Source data
-------------------------

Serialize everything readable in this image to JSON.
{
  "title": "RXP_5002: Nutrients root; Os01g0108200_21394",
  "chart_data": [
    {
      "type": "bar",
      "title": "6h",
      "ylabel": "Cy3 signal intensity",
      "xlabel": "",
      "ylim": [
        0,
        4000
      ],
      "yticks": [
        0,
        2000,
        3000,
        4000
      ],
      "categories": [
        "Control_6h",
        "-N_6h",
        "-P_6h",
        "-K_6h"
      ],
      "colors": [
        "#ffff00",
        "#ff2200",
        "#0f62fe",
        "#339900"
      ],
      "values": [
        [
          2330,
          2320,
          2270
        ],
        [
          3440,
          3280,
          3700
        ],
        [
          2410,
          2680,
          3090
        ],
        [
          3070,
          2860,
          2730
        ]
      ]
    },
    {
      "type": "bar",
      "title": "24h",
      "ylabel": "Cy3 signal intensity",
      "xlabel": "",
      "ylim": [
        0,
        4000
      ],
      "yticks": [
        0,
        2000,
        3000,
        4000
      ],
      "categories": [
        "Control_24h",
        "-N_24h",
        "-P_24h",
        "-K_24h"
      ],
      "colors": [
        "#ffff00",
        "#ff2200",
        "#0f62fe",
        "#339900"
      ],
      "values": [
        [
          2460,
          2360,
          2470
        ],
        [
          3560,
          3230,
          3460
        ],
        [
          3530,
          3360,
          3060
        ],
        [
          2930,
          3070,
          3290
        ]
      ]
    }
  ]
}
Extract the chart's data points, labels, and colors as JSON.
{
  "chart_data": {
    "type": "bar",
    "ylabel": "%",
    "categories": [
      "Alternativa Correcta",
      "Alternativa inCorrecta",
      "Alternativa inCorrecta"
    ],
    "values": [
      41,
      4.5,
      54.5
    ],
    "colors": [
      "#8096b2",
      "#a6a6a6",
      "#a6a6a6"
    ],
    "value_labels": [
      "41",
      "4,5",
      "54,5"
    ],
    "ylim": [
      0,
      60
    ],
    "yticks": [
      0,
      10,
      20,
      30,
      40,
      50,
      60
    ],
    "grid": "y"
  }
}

-------------------------

Return all lines with the word "inCorrecta" in them.

**In response:**
      "Alternativa inCorrecta",
      "Alternativa inCorrecta"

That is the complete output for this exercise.